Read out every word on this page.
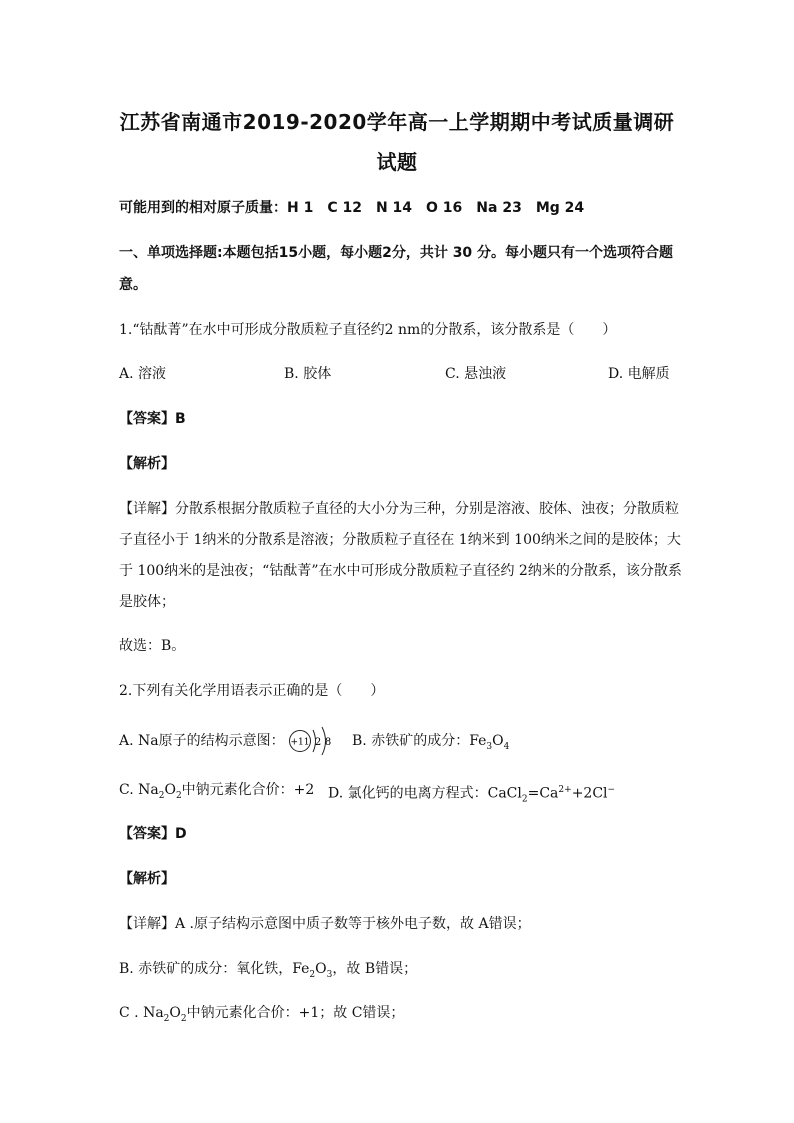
江苏省南通市2019-2020学年高一上学期期中考试质量调研
试题
可能用到的相对原子质量：H 1　C 12　N 14　O 16　Na 23　Mg 24
一、单项选择题:本题包括15小题，每小题2分，共计 30 分。每小题只有一个选项符合题
意。
1.“钴酞菁”在水中可形成分散质粒子直径约2 nm的分散系，该分散系是（　　）
A. 溶液	B. 胶体	C. 悬浊液	D. 电解质
【答案】B
【解析】
【详解】分散系根据分散质粒子直径的大小分为三种，分别是溶液、胶体、浊夜；分散质粒
子直径小于 1纳米的分散系是溶液；分散质粒子直径在 1纳米到 100纳米之间的是胶体；大
于 100纳米的是浊夜；“钴酞菁”在水中可形成分散质粒子直径约 2纳米的分散系，该分散系
是胶体；
故选：B。
2.下列有关化学用语表示正确的是（　　）
A. Na原子的结构示意图： +11 2 8 B. 赤铁矿的成分：$Fe_3O_4$
C. $Na_2O_2$中钠元素化合价：+2 D. 氯化钙的电离方程式：$CaCl_2=Ca^{2+}+2Cl^-$
【答案】D
【解析】
【详解】A .原子结构示意图中质子数等于核外电子数，故 A错误；
B. 赤铁矿的成分：氧化铁，$Fe_2O_3$，故 B错误；
C . $Na_2O_2$中钠元素化合价：+1；故 C错误；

Given task >>
Filter the entries down to the lines containing "中钠元素化合价". Copy each of those lines.

Expected output >>
C. $Na_2O_2$中钠元素化合价：+2 D. 氯化钙的电离方程式：$CaCl_2=Ca^{2+}+2Cl^-$
C . $Na_2O_2$中钠元素化合价：+1；故 C错误；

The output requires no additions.